### Data tied to figure images
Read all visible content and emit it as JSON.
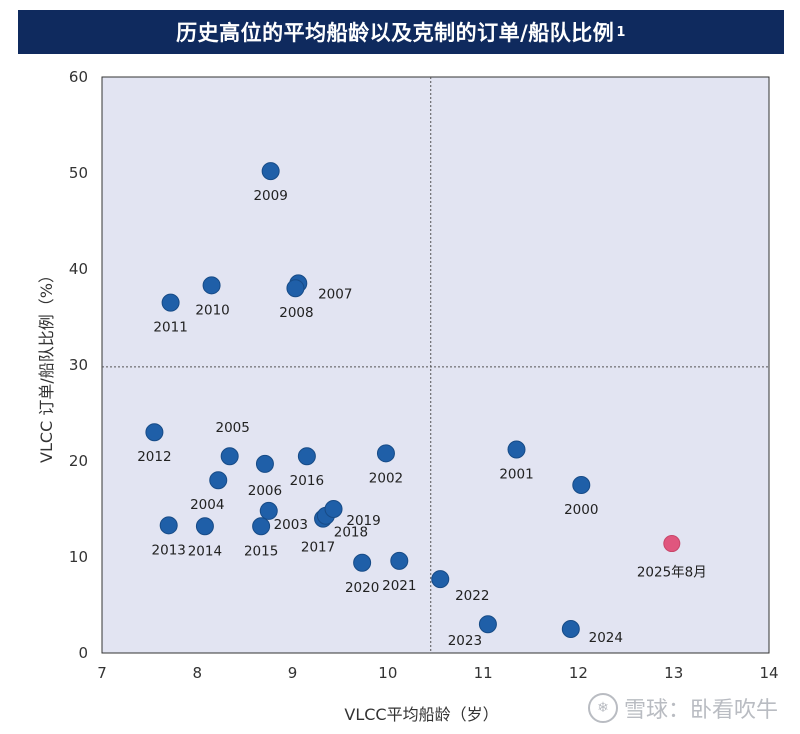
{
  "header": {
    "title": "历史高位的平均船龄以及克制的订单/船队比例",
    "footnote_mark": "1"
  },
  "watermark": {
    "icon": "snowball-logo-icon",
    "text": "雪球：卧看吹牛"
  },
  "chart_data": {
    "type": "scatter",
    "xlabel": "VLCC平均船龄（岁）",
    "ylabel": "VLCC 订单/船队比例（%）",
    "xlim": [
      7,
      14
    ],
    "ylim": [
      0,
      60
    ],
    "xticks": [
      7,
      8,
      9,
      10,
      11,
      12,
      13,
      14
    ],
    "yticks": [
      0,
      10,
      20,
      30,
      40,
      50,
      60
    ],
    "reference_lines": {
      "x": 10.45,
      "y": 29.8
    },
    "colors": {
      "plot_bg": "#e2e4f2",
      "point": "#1f5fa8",
      "highlight": "#e0567e",
      "ref_line": "#555555"
    },
    "points": [
      {
        "label": "2000",
        "x": 12.03,
        "y": 17.5
      },
      {
        "label": "2001",
        "x": 11.35,
        "y": 21.2
      },
      {
        "label": "2002",
        "x": 9.98,
        "y": 20.8
      },
      {
        "label": "2003",
        "x": 8.75,
        "y": 14.8
      },
      {
        "label": "2004",
        "x": 8.22,
        "y": 18.0
      },
      {
        "label": "2005",
        "x": 8.34,
        "y": 20.5
      },
      {
        "label": "2006",
        "x": 8.71,
        "y": 19.7
      },
      {
        "label": "2007",
        "x": 9.06,
        "y": 38.5
      },
      {
        "label": "2008",
        "x": 9.03,
        "y": 38.0
      },
      {
        "label": "2009",
        "x": 8.77,
        "y": 50.2
      },
      {
        "label": "2010",
        "x": 8.15,
        "y": 38.3
      },
      {
        "label": "2011",
        "x": 7.72,
        "y": 36.5
      },
      {
        "label": "2012",
        "x": 7.55,
        "y": 23.0
      },
      {
        "label": "2013",
        "x": 7.7,
        "y": 13.3
      },
      {
        "label": "2014",
        "x": 8.08,
        "y": 13.2
      },
      {
        "label": "2015",
        "x": 8.67,
        "y": 13.2
      },
      {
        "label": "2016",
        "x": 9.15,
        "y": 20.5
      },
      {
        "label": "2017",
        "x": 9.32,
        "y": 14.0
      },
      {
        "label": "2018",
        "x": 9.35,
        "y": 14.3
      },
      {
        "label": "2019",
        "x": 9.43,
        "y": 15.0
      },
      {
        "label": "2020",
        "x": 9.73,
        "y": 9.4
      },
      {
        "label": "2021",
        "x": 10.12,
        "y": 9.6
      },
      {
        "label": "2022",
        "x": 10.55,
        "y": 7.7
      },
      {
        "label": "2023",
        "x": 11.05,
        "y": 3.0
      },
      {
        "label": "2024",
        "x": 11.92,
        "y": 2.5
      },
      {
        "label": "2025年8月",
        "x": 12.98,
        "y": 11.4,
        "highlight": true
      }
    ]
  }
}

### GIVEN INSTRUCTION
Search the listing for the word "船队比例". Copy every line in which it occurs.

### COMPLETED EXERCISE
    "title": "历史高位的平均船龄以及克制的订单/船队比例",
    "ylabel": "VLCC 订单/船队比例（%）",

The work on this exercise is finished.